● YOUR GOAL
Each line containing the word "siglos" should be found and copied.

● DATASET EXCERPTS
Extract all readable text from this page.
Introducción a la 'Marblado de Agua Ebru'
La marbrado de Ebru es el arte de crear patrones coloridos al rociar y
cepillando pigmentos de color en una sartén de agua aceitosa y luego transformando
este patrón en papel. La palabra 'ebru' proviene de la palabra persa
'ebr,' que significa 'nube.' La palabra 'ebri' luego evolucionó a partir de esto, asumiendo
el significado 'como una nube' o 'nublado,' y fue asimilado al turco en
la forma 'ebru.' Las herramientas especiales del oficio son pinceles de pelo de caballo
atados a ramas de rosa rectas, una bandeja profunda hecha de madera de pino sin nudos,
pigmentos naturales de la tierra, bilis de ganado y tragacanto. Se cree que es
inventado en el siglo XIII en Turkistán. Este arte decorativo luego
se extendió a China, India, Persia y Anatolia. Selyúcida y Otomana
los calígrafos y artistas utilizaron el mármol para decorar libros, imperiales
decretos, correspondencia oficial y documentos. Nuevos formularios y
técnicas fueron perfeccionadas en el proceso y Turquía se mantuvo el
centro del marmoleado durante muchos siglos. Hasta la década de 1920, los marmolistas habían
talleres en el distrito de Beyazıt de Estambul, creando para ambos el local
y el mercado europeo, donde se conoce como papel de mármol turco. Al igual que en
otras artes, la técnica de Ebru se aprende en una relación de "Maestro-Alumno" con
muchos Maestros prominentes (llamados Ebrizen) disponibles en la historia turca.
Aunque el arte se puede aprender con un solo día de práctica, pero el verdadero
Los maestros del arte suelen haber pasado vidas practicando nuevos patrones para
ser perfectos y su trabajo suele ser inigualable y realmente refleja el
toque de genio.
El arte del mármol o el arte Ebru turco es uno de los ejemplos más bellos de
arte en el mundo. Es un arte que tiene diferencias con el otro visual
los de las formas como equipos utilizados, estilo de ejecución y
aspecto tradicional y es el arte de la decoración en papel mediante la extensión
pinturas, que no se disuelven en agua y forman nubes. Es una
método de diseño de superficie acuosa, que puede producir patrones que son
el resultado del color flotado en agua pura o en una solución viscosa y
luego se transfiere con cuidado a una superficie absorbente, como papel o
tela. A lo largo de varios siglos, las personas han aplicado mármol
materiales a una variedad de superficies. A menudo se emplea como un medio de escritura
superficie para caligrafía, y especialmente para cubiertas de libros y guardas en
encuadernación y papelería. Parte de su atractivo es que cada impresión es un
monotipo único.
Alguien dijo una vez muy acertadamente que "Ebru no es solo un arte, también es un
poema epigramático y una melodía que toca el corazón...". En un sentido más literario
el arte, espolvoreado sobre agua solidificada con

● RESULT OF THIS EXERCISE
centro del marmoleado durante muchos siglos. Hasta la década de 1920, los marmolistas habían
tela. A lo largo de varios siglos, las personas han aplicado mármol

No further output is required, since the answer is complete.